## START Given information
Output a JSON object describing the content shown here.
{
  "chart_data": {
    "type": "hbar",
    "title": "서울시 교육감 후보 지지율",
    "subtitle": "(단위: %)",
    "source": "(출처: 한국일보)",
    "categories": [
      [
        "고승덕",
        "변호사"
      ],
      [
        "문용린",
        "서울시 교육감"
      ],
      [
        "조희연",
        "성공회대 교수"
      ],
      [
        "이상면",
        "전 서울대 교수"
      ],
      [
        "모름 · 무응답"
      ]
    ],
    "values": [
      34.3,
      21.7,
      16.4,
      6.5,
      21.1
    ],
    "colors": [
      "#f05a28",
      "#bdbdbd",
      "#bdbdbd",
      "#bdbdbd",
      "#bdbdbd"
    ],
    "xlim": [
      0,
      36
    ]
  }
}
## END Given information
- _Exercise brief_
Return the whole listing exactly.

- _The completed task_
Output a JSON object describing the content shown here.
{
  "chart_data": {
    "type": "hbar",
    "title": "서울시 교육감 후보 지지율",
    "subtitle": "(단위: %)",
    "source": "(출처: 한국일보)",
    "categories": [
      [
        "고승덕",
        "변호사"
      ],
      [
        "문용린",
        "서울시 교육감"
      ],
      [
        "조희연",
        "성공회대 교수"
      ],
      [
        "이상면",
        "전 서울대 교수"
      ],
      [
        "모름 · 무응답"
      ]
    ],
    "values": [
      34.3,
      21.7,
      16.4,
      6.5,
      21.1
    ],
    "colors": [
      "#f05a28",
      "#bdbdbd",
      "#bdbdbd",
      "#bdbdbd",
      "#bdbdbd"
    ],
    "xlim": [
      0,
      36
    ]
  }
}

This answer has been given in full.